● **TASK**
Produce a verbatim copy of the entries listed below.

** START RECORDS SUPPLIED **

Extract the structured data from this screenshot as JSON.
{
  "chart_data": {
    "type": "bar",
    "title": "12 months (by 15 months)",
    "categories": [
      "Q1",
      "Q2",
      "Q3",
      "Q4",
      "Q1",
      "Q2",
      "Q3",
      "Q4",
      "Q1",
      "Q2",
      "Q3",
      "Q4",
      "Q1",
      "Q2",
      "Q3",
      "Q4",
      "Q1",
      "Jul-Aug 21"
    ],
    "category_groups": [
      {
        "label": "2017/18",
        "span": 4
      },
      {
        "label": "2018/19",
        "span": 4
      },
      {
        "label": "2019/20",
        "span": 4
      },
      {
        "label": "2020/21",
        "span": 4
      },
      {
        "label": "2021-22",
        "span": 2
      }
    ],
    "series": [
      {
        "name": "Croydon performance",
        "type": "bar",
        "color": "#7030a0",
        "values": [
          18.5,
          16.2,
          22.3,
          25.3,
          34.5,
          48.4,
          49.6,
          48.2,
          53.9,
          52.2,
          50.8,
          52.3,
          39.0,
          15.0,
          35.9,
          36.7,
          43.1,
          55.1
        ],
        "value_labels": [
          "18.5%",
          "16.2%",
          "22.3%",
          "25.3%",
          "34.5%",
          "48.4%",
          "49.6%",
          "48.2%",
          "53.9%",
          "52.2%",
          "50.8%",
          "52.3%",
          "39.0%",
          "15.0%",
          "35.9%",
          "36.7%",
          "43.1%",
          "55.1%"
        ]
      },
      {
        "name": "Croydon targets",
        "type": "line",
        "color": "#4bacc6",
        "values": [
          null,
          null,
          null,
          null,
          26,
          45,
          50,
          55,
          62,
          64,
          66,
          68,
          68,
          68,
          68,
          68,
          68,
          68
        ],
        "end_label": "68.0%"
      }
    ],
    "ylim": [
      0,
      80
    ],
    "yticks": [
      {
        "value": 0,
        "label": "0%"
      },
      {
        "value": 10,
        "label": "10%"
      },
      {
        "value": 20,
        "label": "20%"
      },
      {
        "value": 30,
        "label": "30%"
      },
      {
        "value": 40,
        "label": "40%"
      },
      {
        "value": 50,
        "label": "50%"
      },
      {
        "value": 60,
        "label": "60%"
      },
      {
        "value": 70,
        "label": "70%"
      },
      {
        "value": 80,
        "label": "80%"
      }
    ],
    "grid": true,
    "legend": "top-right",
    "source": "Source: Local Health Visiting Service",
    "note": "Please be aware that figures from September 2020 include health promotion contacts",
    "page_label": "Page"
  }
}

** END RECORDS SUPPLIED **

● **RESULT BELOW**
Extract the structured data from this screenshot as JSON.
{
  "chart_data": {
    "type": "bar",
    "title": "12 months (by 15 months)",
    "categories": [
      "Q1",
      "Q2",
      "Q3",
      "Q4",
      "Q1",
      "Q2",
      "Q3",
      "Q4",
      "Q1",
      "Q2",
      "Q3",
      "Q4",
      "Q1",
      "Q2",
      "Q3",
      "Q4",
      "Q1",
      "Jul-Aug 21"
    ],
    "category_groups": [
      {
        "label": "2017/18",
        "span": 4
      },
      {
        "label": "2018/19",
        "span": 4
      },
      {
        "label": "2019/20",
        "span": 4
      },
      {
        "label": "2020/21",
        "span": 4
      },
      {
        "label": "2021-22",
        "span": 2
      }
    ],
    "series": [
      {
        "name": "Croydon performance",
        "type": "bar",
        "color": "#7030a0",
        "values": [
          18.5,
          16.2,
          22.3,
          25.3,
          34.5,
          48.4,
          49.6,
          48.2,
          53.9,
          52.2,
          50.8,
          52.3,
          39.0,
          15.0,
          35.9,
          36.7,
          43.1,
          55.1
        ],
        "value_labels": [
          "18.5%",
          "16.2%",
          "22.3%",
          "25.3%",
          "34.5%",
          "48.4%",
          "49.6%",
          "48.2%",
          "53.9%",
          "52.2%",
          "50.8%",
          "52.3%",
          "39.0%",
          "15.0%",
          "35.9%",
          "36.7%",
          "43.1%",
          "55.1%"
        ]
      },
      {
        "name": "Croydon targets",
        "type": "line",
        "color": "#4bacc6",
        "values": [
          null,
          null,
          null,
          null,
          26,
          45,
          50,
          55,
          62,
          64,
          66,
          68,
          68,
          68,
          68,
          68,
          68,
          68
        ],
        "end_label": "68.0%"
      }
    ],
    "ylim": [
      0,
      80
    ],
    "yticks": [
      {
        "value": 0,
        "label": "0%"
      },
      {
        "value": 10,
        "label": "10%"
      },
      {
        "value": 20,
        "label": "20%"
      },
      {
        "value": 30,
        "label": "30%"
      },
      {
        "value": 40,
        "label": "40%"
      },
      {
        "value": 50,
        "label": "50%"
      },
      {
        "value": 60,
        "label": "60%"
      },
      {
        "value": 70,
        "label": "70%"
      },
      {
        "value": 80,
        "label": "80%"
      }
    ],
    "grid": true,
    "legend": "top-right",
    "source": "Source: Local Health Visiting Service",
    "note": "Please be aware that figures from September 2020 include health promotion contacts",
    "page_label": "Page"
  }
}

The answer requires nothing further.